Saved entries
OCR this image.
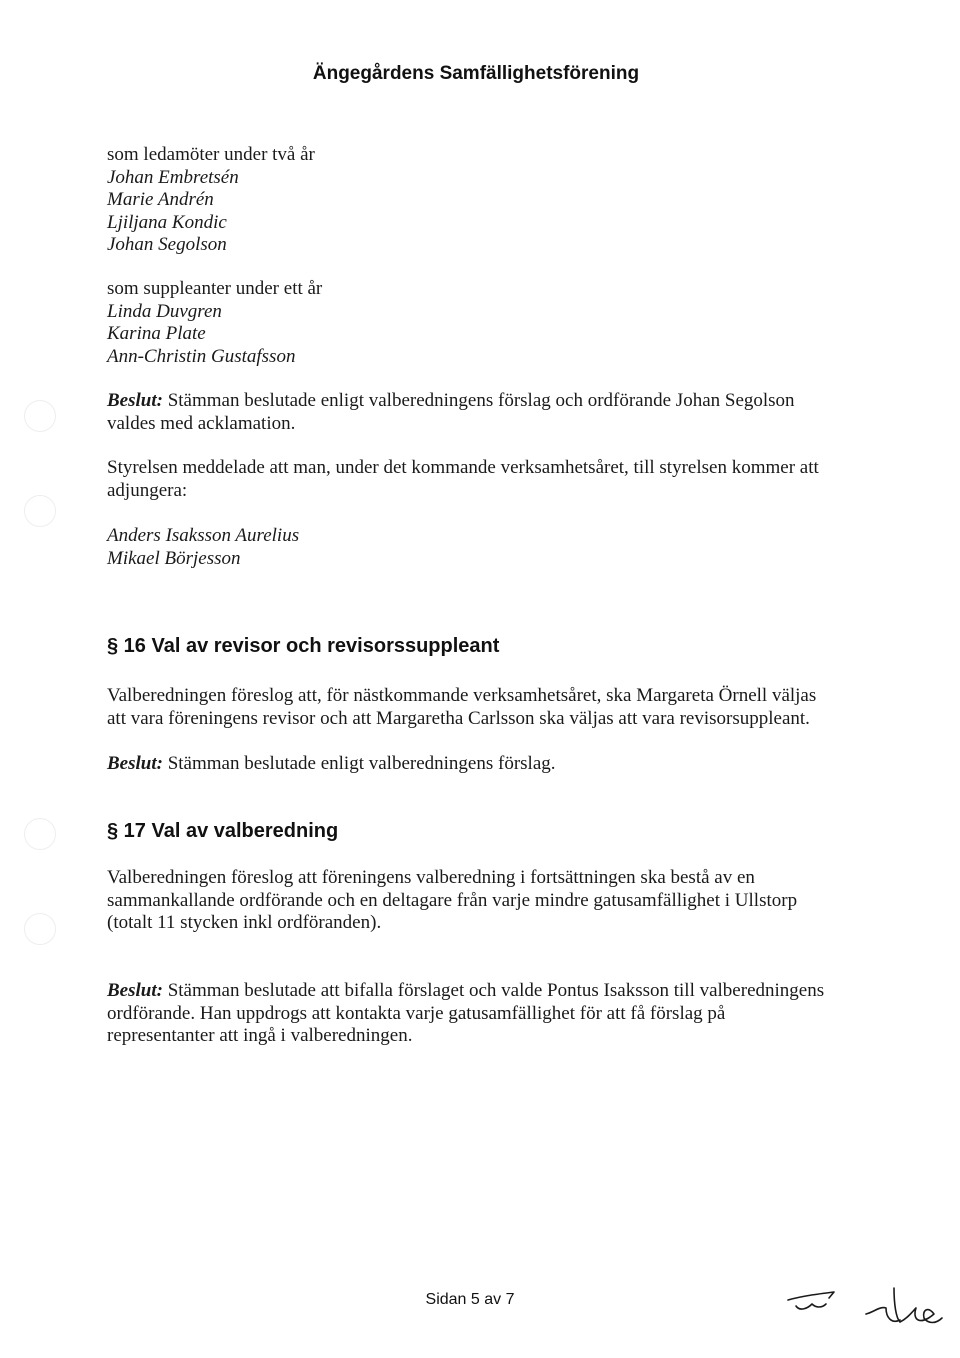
Ängegårdens Samfällighetsförening

som ledamöter under två år

Johan Embretsén

Marie Andrén

Ljiljana Kondic

Johan Segolson

som suppleanter under ett år

Linda Duvgren

Karina Plate

Ann-Christin Gustafsson

Beslut: Stämman beslutade enligt valberedningens förslag och ordförande Johan Segolson

valdes med acklamation.

Styrelsen meddelade att man, under det kommande verksamhetsåret, till styrelsen kommer att

adjungera:

Anders Isaksson Aurelius

Mikael Börjesson

§ 16 Val av revisor och revisorssuppleant

Valberedningen föreslog att, för nästkommande verksamhetsåret, ska Margareta Örnell väljas

att vara föreningens revisor och att Margaretha Carlsson ska väljas att vara revisorsuppleant.

Beslut: Stämman beslutade enligt valberedningens förslag.

§ 17 Val av valberedning

Valberedningen föreslog att föreningens valberedning i fortsättningen ska bestå av en

sammankallande ordförande och en deltagare från varje mindre gatusamfällighet i Ullstorp

(totalt 11 stycken inkl ordföranden).

Beslut: Stämman beslutade att bifalla förslaget och valde Pontus Isaksson till valberedningens

ordförande. Han uppdrogs att kontakta varje gatusamfällighet för att få förslag på

representanter att ingå i valberedningen.

Sidan 5 av 7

- **Directions**
Output an exact copy of the material, with the pictures removed.

- **Complete output**
OCR this image.
Ängegårdens Samfällighetsförening

som ledamöter under två år

Johan Embretsén

Marie Andrén

Ljiljana Kondic

Johan Segolson

som suppleanter under ett år

Linda Duvgren

Karina Plate

Ann-Christin Gustafsson

Beslut: Stämman beslutade enligt valberedningens förslag och ordförande Johan Segolson

valdes med acklamation.

Styrelsen meddelade att man, under det kommande verksamhetsåret, till styrelsen kommer att

adjungera:

Anders Isaksson Aurelius

Mikael Börjesson

§ 16 Val av revisor och revisorssuppleant

Valberedningen föreslog att, för nästkommande verksamhetsåret, ska Margareta Örnell väljas

att vara föreningens revisor och att Margaretha Carlsson ska väljas att vara revisorsuppleant.

Beslut: Stämman beslutade enligt valberedningens förslag.

§ 17 Val av valberedning

Valberedningen föreslog att föreningens valberedning i fortsättningen ska bestå av en

sammankallande ordförande och en deltagare från varje mindre gatusamfällighet i Ullstorp

(totalt 11 stycken inkl ordföranden).

Beslut: Stämman beslutade att bifalla förslaget och valde Pontus Isaksson till valberedningens

ordförande. Han uppdrogs att kontakta varje gatusamfällighet för att få förslag på

representanter att ingå i valberedningen.

Sidan 5 av 7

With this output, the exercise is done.